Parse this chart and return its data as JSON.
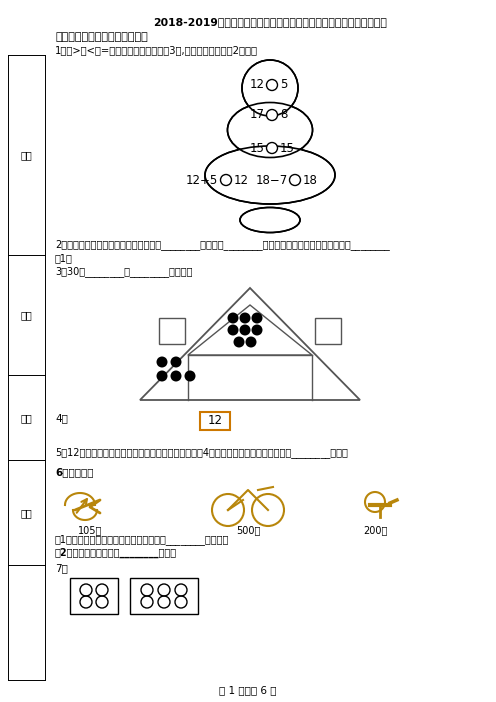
{
  "title": "2018-2019年上海市青浦区白鹤小学一年级上册数学期末练习题无答案",
  "section1_title": "一、想一想，填一填（填空题）",
  "q1_text": "1．填>、<或=．（先从上到下填上面3题,再从左到右填下面2题．）",
  "q2_line1": "2．用竖式计算万以内的数的加法，要把________对齐，从________位加起，哪一位上相加满十，就向________",
  "q2_line2": "进1，",
  "q3_text": "3．30在________和________的中间，",
  "q4_text": "4．",
  "q4_box_text": "12",
  "q5_text": "5．12辆汽车组成一列车队，从前面数，红色轿车是第4辆，从后面数，红色轿车是第（________）辆。",
  "q6_title": "6．看图回答",
  "q6_price1": "105元",
  "q6_price2": "500元",
  "q6_price3": "200元",
  "q6_q1": "（1）估计一下，买上面三件东西大约需要________百元钱。",
  "q6_q2": "（2）算一算，一共要花________元钱？",
  "q7_text": "7．",
  "footer": "第 1 页，共 6 页",
  "margin_labels": [
    "分数",
    "姓名",
    "题号",
    "班级"
  ],
  "bg_color": "#ffffff"
}
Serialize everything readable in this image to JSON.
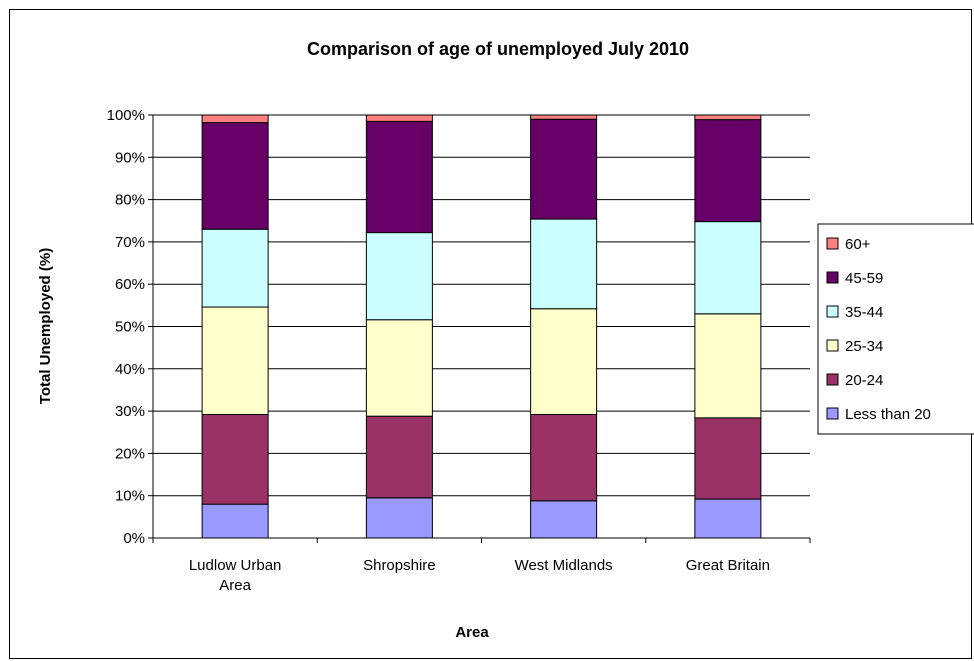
{
  "chart_data": {
    "type": "bar",
    "stacked": true,
    "percent_stacked": true,
    "title": "Comparison of age of unemployed July 2010",
    "xlabel": "Area",
    "ylabel": "Total Unemployed (%)",
    "ylim": [
      0,
      100
    ],
    "yticks": [
      "0%",
      "10%",
      "20%",
      "30%",
      "40%",
      "50%",
      "60%",
      "70%",
      "80%",
      "90%",
      "100%"
    ],
    "categories": [
      [
        "Ludlow Urban",
        "Area"
      ],
      [
        "Shropshire"
      ],
      [
        "West Midlands"
      ],
      [
        "Great Britain"
      ]
    ],
    "grid": true,
    "legend_position": "right",
    "series": [
      {
        "name": "Less than 20",
        "color": "#9999ff",
        "values": [
          8.0,
          9.5,
          8.8,
          9.2
        ]
      },
      {
        "name": "20-24",
        "color": "#993366",
        "values": [
          21.2,
          19.3,
          20.4,
          19.2
        ]
      },
      {
        "name": "25-34",
        "color": "#ffffcc",
        "values": [
          25.4,
          22.8,
          25.0,
          24.6
        ]
      },
      {
        "name": "35-44",
        "color": "#ccffff",
        "values": [
          18.4,
          20.6,
          21.2,
          21.8
        ]
      },
      {
        "name": "45-59",
        "color": "#660066",
        "values": [
          25.2,
          26.3,
          23.6,
          24.1
        ]
      },
      {
        "name": "60+",
        "color": "#ff8080",
        "values": [
          1.8,
          1.5,
          1.0,
          1.1
        ]
      }
    ]
  }
}
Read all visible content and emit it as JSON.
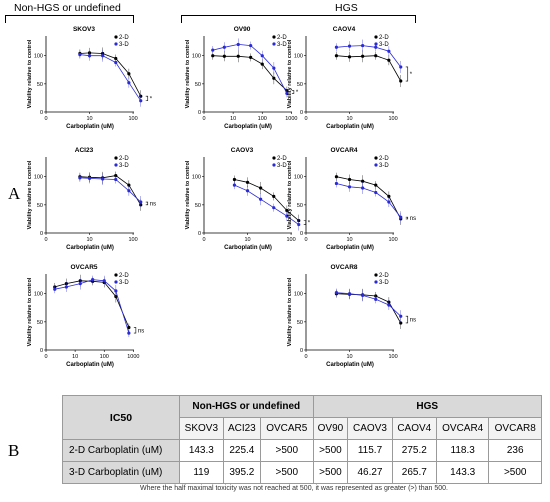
{
  "groups": {
    "left_title": "Non-HGS or undefined",
    "right_title": "HGS"
  },
  "panel_labels": {
    "a": "A",
    "b": "B"
  },
  "colors": {
    "two_d": "#000000",
    "three_d": "#2b2bd6"
  },
  "chart_data": [
    {
      "type": "scatter",
      "title": "SKOV3",
      "xlabel": "Carboplatin (uM)",
      "ylabel": "Viability relative to control",
      "xticks": [
        0,
        10,
        100
      ],
      "yticks": [
        0,
        50,
        100
      ],
      "legend": [
        "2-D",
        "3-D"
      ],
      "sig": "*",
      "series": [
        {
          "name": "2-D",
          "x": [
            6,
            10,
            20,
            40,
            80,
            150
          ],
          "y": [
            104,
            105,
            104,
            95,
            68,
            28
          ]
        },
        {
          "name": "3-D",
          "x": [
            6,
            10,
            20,
            40,
            80,
            150
          ],
          "y": [
            102,
            100,
            100,
            88,
            52,
            20
          ]
        }
      ]
    },
    {
      "type": "scatter",
      "title": "OV90",
      "xlabel": "Carboplatin (uM)",
      "ylabel": "Viability relative to control",
      "xticks": [
        0,
        10,
        100,
        1000
      ],
      "yticks": [
        0,
        50,
        100
      ],
      "legend": [
        "2-D",
        "3-D"
      ],
      "sig": "*",
      "series": [
        {
          "name": "2-D",
          "x": [
            2,
            5,
            15,
            40,
            100,
            250,
            700
          ],
          "y": [
            100,
            99,
            99,
            97,
            85,
            60,
            38
          ]
        },
        {
          "name": "3-D",
          "x": [
            2,
            5,
            15,
            40,
            100,
            250,
            700
          ],
          "y": [
            110,
            115,
            120,
            118,
            100,
            78,
            33
          ]
        }
      ]
    },
    {
      "type": "scatter",
      "title": "CAOV4",
      "xlabel": "Carboplatin (uM)",
      "ylabel": "Viability relative to control",
      "xticks": [
        0,
        10,
        100
      ],
      "yticks": [
        0,
        50,
        100
      ],
      "legend": [
        "2-D",
        "3-D"
      ],
      "sig": "*",
      "series": [
        {
          "name": "2-D",
          "x": [
            5,
            10,
            20,
            40,
            80,
            150
          ],
          "y": [
            100,
            98,
            99,
            100,
            92,
            55
          ]
        },
        {
          "name": "3-D",
          "x": [
            5,
            10,
            20,
            40,
            80,
            150
          ],
          "y": [
            115,
            117,
            118,
            115,
            108,
            80
          ]
        }
      ]
    },
    {
      "type": "scatter",
      "title": "ACI23",
      "xlabel": "Carboplatin (uM)",
      "ylabel": "Viability relative to control",
      "xticks": [
        0,
        10,
        100
      ],
      "yticks": [
        0,
        50,
        100
      ],
      "legend": [
        "2-D",
        "3-D"
      ],
      "sig": "ns",
      "series": [
        {
          "name": "2-D",
          "x": [
            6,
            10,
            20,
            40,
            80,
            150
          ],
          "y": [
            100,
            99,
            98,
            102,
            85,
            50
          ]
        },
        {
          "name": "3-D",
          "x": [
            6,
            10,
            20,
            40,
            80,
            150
          ],
          "y": [
            98,
            97,
            96,
            95,
            75,
            55
          ]
        }
      ]
    },
    {
      "type": "scatter",
      "title": "CAOV3",
      "xlabel": "Carboplatin (uM)",
      "ylabel": "Viability relative to control",
      "xticks": [
        0,
        10,
        100
      ],
      "yticks": [
        0,
        50,
        100
      ],
      "legend": [
        "2-D",
        "3-D"
      ],
      "sig": "*",
      "series": [
        {
          "name": "2-D",
          "x": [
            5,
            10,
            20,
            40,
            80,
            150
          ],
          "y": [
            95,
            90,
            80,
            65,
            40,
            22
          ]
        },
        {
          "name": "3-D",
          "x": [
            5,
            10,
            20,
            40,
            80,
            150
          ],
          "y": [
            85,
            75,
            60,
            45,
            30,
            15
          ]
        }
      ]
    },
    {
      "type": "scatter",
      "title": "OVCAR4",
      "xlabel": "Carboplatin (uM)",
      "ylabel": "Viability relative to control",
      "xticks": [
        0,
        10,
        100
      ],
      "yticks": [
        0,
        50,
        100
      ],
      "legend": [
        "2-D",
        "3-D"
      ],
      "sig": "ns",
      "series": [
        {
          "name": "2-D",
          "x": [
            5,
            10,
            20,
            40,
            80,
            150
          ],
          "y": [
            100,
            95,
            92,
            85,
            65,
            25
          ]
        },
        {
          "name": "3-D",
          "x": [
            5,
            10,
            20,
            40,
            80,
            150
          ],
          "y": [
            88,
            82,
            80,
            72,
            55,
            28
          ]
        }
      ]
    },
    {
      "type": "scatter",
      "title": "OVCAR5",
      "xlabel": "Carboplatin (uM)",
      "ylabel": "Viability relative to control",
      "xticks": [
        0,
        10,
        100,
        1000
      ],
      "yticks": [
        0,
        50,
        100
      ],
      "legend": [
        "2-D",
        "3-D"
      ],
      "sig": "ns",
      "series": [
        {
          "name": "2-D",
          "x": [
            2,
            5,
            15,
            40,
            100,
            250,
            700
          ],
          "y": [
            112,
            118,
            123,
            122,
            120,
            95,
            40
          ]
        },
        {
          "name": "3-D",
          "x": [
            2,
            5,
            15,
            40,
            100,
            250,
            700
          ],
          "y": [
            108,
            112,
            118,
            125,
            123,
            105,
            30
          ]
        }
      ]
    },
    {
      "type": "scatter",
      "title": "OVCAR8",
      "xlabel": "Carboplatin (uM)",
      "ylabel": "Viability relative to control",
      "xticks": [
        0,
        10,
        100
      ],
      "yticks": [
        0,
        50,
        100
      ],
      "legend": [
        "2-D",
        "3-D"
      ],
      "sig": "ns",
      "series": [
        {
          "name": "2-D",
          "x": [
            5,
            10,
            20,
            40,
            80,
            150
          ],
          "y": [
            100,
            99,
            98,
            96,
            85,
            48
          ]
        },
        {
          "name": "3-D",
          "x": [
            5,
            10,
            20,
            40,
            80,
            150
          ],
          "y": [
            102,
            100,
            97,
            90,
            80,
            60
          ]
        }
      ]
    },
    {
      "type": "table",
      "header_top": {
        "ic50": "IC50",
        "non_hgs": "Non-HGS or undefined",
        "hgs": "HGS"
      },
      "columns": [
        "SKOV3",
        "ACI23",
        "OVCAR5",
        "OV90",
        "CAOV3",
        "CAOV4",
        "OVCAR4",
        "OVCAR8"
      ],
      "rows": [
        {
          "label": "2-D Carboplatin (uM)",
          "values": [
            "143.3",
            "225.4",
            ">500",
            ">500",
            "115.7",
            "275.2",
            "118.3",
            "236"
          ]
        },
        {
          "label": "3-D Carboplatin (uM)",
          "values": [
            "119",
            "395.2",
            ">500",
            ">500",
            "46.27",
            "265.7",
            "143.3",
            ">500"
          ]
        }
      ]
    }
  ],
  "footnote": "Where the half maximal toxicity was not reached at 500, it was represented as greater (>) than 500."
}
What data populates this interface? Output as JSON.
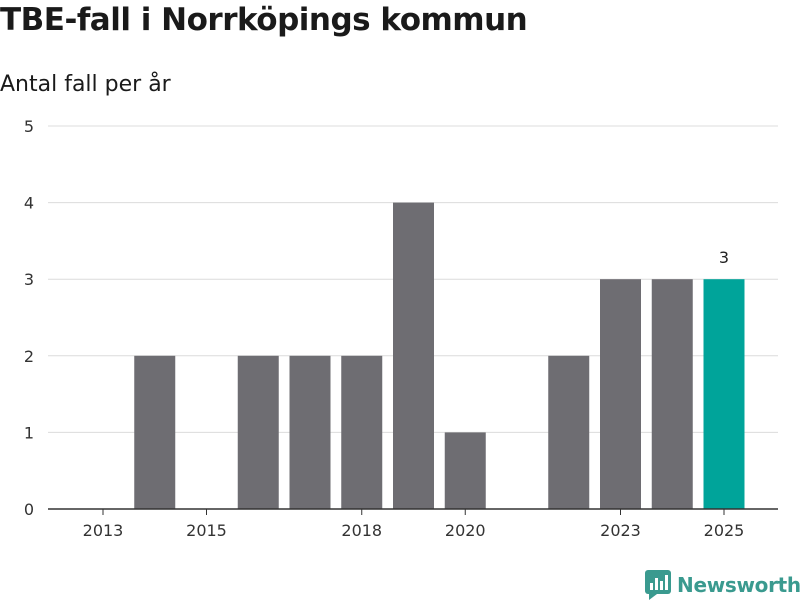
{
  "header": {
    "title": "TBE-fall i Norrköpings kommun",
    "subtitle": "Antal fall per år"
  },
  "brand": {
    "name": "Newsworthy",
    "color": "#3a9a8f"
  },
  "colors": {
    "bar": "#6e6d72",
    "highlight": "#00a49a",
    "grid": "#dcdcdc",
    "axis": "#333333"
  },
  "chart_data": {
    "type": "bar",
    "title": "TBE-fall i Norrköpings kommun",
    "subtitle": "Antal fall per år",
    "xlabel": "",
    "ylabel": "",
    "categories": [
      2013,
      2014,
      2015,
      2016,
      2017,
      2018,
      2019,
      2020,
      2021,
      2022,
      2023,
      2024,
      2025
    ],
    "values": [
      0,
      2,
      0,
      2,
      2,
      2,
      4,
      1,
      0,
      2,
      3,
      3,
      3
    ],
    "highlight_category": 2025,
    "data_labels": [
      {
        "category": 2025,
        "text": "3"
      }
    ],
    "x_tick_labels": [
      "2013",
      "2015",
      "2018",
      "2020",
      "2023",
      "2025"
    ],
    "y_ticks": [
      0,
      1,
      2,
      3,
      4,
      5
    ],
    "ylim": [
      0,
      5
    ],
    "grid": true,
    "legend": "none"
  }
}
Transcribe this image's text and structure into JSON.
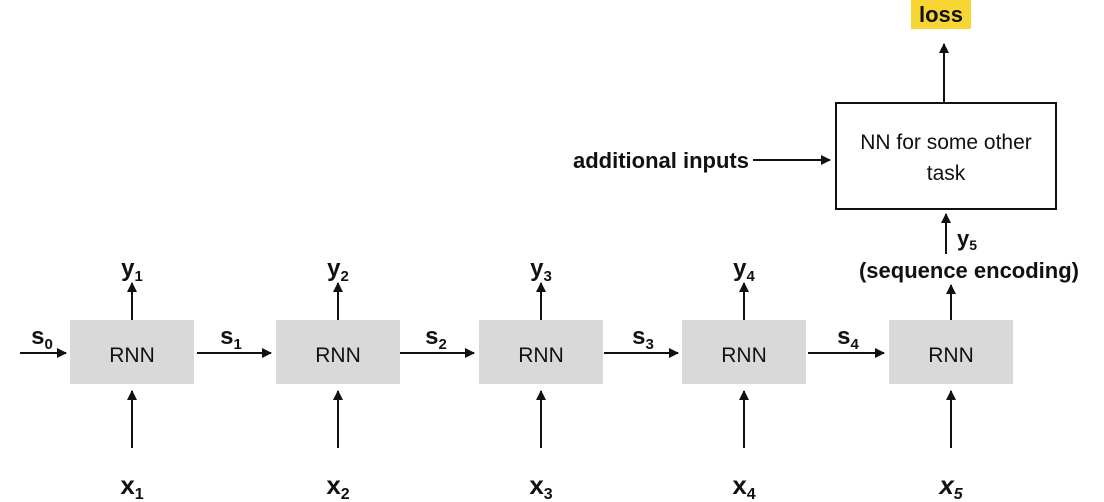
{
  "rnn_cells": [
    {
      "label": "RNN",
      "input": "x",
      "input_sub": "1",
      "output": "y",
      "output_sub": "1"
    },
    {
      "label": "RNN",
      "input": "x",
      "input_sub": "2",
      "output": "y",
      "output_sub": "2"
    },
    {
      "label": "RNN",
      "input": "x",
      "input_sub": "3",
      "output": "y",
      "output_sub": "3"
    },
    {
      "label": "RNN",
      "input": "x",
      "input_sub": "4",
      "output": "y",
      "output_sub": "4"
    },
    {
      "label": "RNN",
      "input": "x",
      "input_sub": "5",
      "output": "",
      "output_sub": ""
    }
  ],
  "states": [
    {
      "name": "s",
      "sub": "0"
    },
    {
      "name": "s",
      "sub": "1"
    },
    {
      "name": "s",
      "sub": "2"
    },
    {
      "name": "s",
      "sub": "3"
    },
    {
      "name": "s",
      "sub": "4"
    }
  ],
  "final_output": {
    "name": "y",
    "sub": "5",
    "caption": "(sequence encoding)"
  },
  "task_network": {
    "line1": "NN for some other",
    "line2": "task"
  },
  "additional_inputs": "additional inputs",
  "loss": {
    "label": "loss",
    "highlight": "#f7d633"
  }
}
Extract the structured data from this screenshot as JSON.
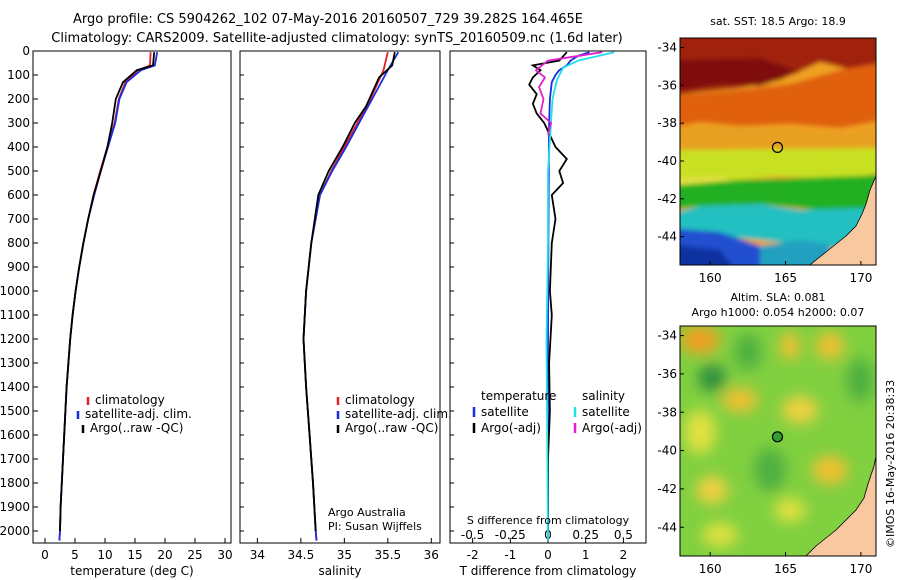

## Your goal
The answer should be a single number: the count of lines in the data that include the string "true".

## Solution to this problem
4